● TEXT EXCERPT:
=== Section Start ===
Example: Eight new-customer interviews transcribed by Fireflies → synthesized with a ChatGPT prompt → tagged in Notion → shared as a one-pager in Canva. The next day, the client A/B tests onboarding emails. That’s impact.
3. The Tight Stack (Only 4 Tools You Need)
Forget 20 apps. To run this OS, master four tools:
-
ChatGPT Team/Enterprise: The core engine for synthesis, writing, analysis, and reporting.
-
Fireflies.ai (or Otter/Zoom): Automatic capture and transcription of every conversation.
-
Notion: The single source of truth for transcripts, syntheses, prompts, and project libraries.
-
Lovable or Canva Pro: Lightweight design tools for fast, polished insights outputs.
Tip: Evaluate tools with one question:“Does this accelerate the loop?” If not, drop it.
4. Engines, Not Decks
The unlock isn’t building decks faster, it’s building engines that refresh automatically.
-
Qual Engine: Prompt that digests any transcript into themes, drivers, quotes, and action items.
-
Tracker Engine: Modular reporting linked to live data sources (Notion DB or survey tool).
-
Reporting Engine: AI synthesis prompt that outputs topline insights, detailed findings, and stakeholder-specific recommendations.
=== Section End ===
(Stored data)
=== Section Start ===
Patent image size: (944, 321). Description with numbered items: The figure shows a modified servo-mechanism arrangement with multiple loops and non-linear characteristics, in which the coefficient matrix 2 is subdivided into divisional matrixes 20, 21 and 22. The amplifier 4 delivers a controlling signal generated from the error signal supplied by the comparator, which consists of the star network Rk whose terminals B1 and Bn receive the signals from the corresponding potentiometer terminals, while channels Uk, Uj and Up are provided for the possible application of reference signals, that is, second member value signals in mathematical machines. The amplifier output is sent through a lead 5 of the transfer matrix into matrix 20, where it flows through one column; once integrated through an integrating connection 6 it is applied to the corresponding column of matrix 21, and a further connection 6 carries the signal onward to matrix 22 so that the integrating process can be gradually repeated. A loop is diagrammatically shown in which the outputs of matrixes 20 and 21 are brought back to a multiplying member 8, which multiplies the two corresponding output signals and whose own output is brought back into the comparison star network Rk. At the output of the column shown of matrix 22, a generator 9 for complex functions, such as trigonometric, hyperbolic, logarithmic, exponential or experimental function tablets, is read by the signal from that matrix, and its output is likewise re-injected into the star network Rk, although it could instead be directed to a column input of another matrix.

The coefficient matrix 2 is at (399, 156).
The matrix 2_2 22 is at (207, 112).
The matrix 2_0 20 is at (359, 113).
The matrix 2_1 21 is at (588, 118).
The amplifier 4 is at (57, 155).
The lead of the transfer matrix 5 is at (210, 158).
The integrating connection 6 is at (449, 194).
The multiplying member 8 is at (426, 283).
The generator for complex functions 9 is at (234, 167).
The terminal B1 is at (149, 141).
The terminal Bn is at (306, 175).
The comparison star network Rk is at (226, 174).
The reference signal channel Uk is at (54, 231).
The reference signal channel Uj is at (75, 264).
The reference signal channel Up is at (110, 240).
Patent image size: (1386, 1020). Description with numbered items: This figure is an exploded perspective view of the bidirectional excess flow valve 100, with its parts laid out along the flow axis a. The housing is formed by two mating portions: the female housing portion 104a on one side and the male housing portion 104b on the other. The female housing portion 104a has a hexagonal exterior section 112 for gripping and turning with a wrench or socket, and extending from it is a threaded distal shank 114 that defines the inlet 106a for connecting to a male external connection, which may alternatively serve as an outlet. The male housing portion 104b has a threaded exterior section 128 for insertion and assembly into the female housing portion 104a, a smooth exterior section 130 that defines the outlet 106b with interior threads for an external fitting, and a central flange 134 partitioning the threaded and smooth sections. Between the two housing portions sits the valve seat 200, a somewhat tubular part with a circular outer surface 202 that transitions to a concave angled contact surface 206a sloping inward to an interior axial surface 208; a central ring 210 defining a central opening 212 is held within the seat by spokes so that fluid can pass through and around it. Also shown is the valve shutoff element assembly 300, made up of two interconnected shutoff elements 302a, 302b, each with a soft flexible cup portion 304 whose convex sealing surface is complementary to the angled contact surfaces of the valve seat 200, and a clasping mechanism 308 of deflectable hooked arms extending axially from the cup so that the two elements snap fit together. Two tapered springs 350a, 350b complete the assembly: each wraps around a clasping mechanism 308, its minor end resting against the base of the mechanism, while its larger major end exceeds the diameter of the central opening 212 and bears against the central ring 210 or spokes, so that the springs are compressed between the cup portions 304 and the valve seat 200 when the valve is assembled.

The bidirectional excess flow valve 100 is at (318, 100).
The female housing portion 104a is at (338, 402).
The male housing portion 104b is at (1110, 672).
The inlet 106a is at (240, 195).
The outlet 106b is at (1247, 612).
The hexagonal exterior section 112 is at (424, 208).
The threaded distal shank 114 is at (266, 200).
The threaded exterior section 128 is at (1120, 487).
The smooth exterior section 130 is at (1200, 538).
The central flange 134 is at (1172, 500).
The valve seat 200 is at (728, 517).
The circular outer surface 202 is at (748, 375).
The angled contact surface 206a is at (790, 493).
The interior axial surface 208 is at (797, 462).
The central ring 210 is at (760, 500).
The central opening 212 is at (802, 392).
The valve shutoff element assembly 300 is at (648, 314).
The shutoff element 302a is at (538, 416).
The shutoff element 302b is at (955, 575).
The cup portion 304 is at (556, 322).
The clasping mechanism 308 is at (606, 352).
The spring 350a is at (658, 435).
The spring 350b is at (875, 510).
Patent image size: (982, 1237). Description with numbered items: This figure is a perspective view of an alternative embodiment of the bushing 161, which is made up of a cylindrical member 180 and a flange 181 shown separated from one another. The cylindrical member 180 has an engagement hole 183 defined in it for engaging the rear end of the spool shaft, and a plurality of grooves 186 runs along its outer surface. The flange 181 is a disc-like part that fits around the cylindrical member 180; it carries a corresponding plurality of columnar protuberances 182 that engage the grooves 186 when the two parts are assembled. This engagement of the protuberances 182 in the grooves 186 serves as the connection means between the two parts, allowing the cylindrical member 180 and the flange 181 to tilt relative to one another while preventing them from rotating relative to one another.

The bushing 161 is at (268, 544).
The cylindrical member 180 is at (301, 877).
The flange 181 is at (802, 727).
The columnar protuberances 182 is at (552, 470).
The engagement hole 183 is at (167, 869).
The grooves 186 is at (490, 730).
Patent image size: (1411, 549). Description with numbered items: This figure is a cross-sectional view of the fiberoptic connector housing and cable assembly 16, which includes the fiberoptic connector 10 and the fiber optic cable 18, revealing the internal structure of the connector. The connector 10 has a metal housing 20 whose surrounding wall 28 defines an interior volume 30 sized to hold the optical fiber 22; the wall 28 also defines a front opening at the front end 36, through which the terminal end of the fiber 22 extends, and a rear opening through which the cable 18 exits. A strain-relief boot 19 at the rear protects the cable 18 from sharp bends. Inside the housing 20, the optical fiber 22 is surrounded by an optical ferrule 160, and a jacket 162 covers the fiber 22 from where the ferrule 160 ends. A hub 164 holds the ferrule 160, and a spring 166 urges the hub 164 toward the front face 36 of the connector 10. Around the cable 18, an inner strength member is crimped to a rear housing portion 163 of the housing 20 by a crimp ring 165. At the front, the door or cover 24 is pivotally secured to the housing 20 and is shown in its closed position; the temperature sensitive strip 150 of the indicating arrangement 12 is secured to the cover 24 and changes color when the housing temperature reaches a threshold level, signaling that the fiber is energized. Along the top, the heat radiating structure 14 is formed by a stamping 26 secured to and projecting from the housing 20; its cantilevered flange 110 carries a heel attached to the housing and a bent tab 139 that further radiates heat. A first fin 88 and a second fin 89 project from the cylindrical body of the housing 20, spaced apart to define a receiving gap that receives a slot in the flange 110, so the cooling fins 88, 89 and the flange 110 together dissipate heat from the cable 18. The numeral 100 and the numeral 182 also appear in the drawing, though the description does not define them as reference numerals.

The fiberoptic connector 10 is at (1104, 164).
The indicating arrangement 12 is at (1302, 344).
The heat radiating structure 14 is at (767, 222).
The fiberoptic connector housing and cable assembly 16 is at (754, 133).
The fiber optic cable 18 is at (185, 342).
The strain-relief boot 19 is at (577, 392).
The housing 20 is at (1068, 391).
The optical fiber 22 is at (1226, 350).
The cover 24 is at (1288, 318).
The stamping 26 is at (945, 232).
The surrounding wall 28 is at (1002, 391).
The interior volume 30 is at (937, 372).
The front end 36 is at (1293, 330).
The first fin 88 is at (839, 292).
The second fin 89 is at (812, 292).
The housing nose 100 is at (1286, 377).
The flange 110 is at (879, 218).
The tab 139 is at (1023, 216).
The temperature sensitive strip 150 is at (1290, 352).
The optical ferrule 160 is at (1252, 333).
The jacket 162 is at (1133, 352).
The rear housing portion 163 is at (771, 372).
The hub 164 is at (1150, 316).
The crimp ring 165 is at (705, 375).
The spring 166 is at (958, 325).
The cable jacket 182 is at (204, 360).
=== Section End ===
● PROBLEM SET:
[1] In the tool stack excerpt, replace "Notion" with "Coda" and write out the passage again, starting with "Example: Eight new-customer" and going on through "Tools You Need)".
[2] Answer these questions from the tool stack excerpt.
(a) How many new-customer interviews does the example describe?
(b) Which tool is called the core engine for synthesis, writing, analysis, and reporting?
(c) What does the Tracker Engine link its modular reporting to?

● SOLUTIONS BY TASK:
[1]
Example: Eight new-customer interviews transcribed by Fireflies → synthesized with a ChatGPT prompt → tagged in Coda → shared as a one-pager in Canva. The next day, the client A/B tests onboarding emails. That’s impact.
3. The Tight Stack (Only 4 Tools You Need)

[2]
(a) Eight.
(b) ChatGPT Team/Enterprise.
(c) Live data sources (Notion DB or survey tool).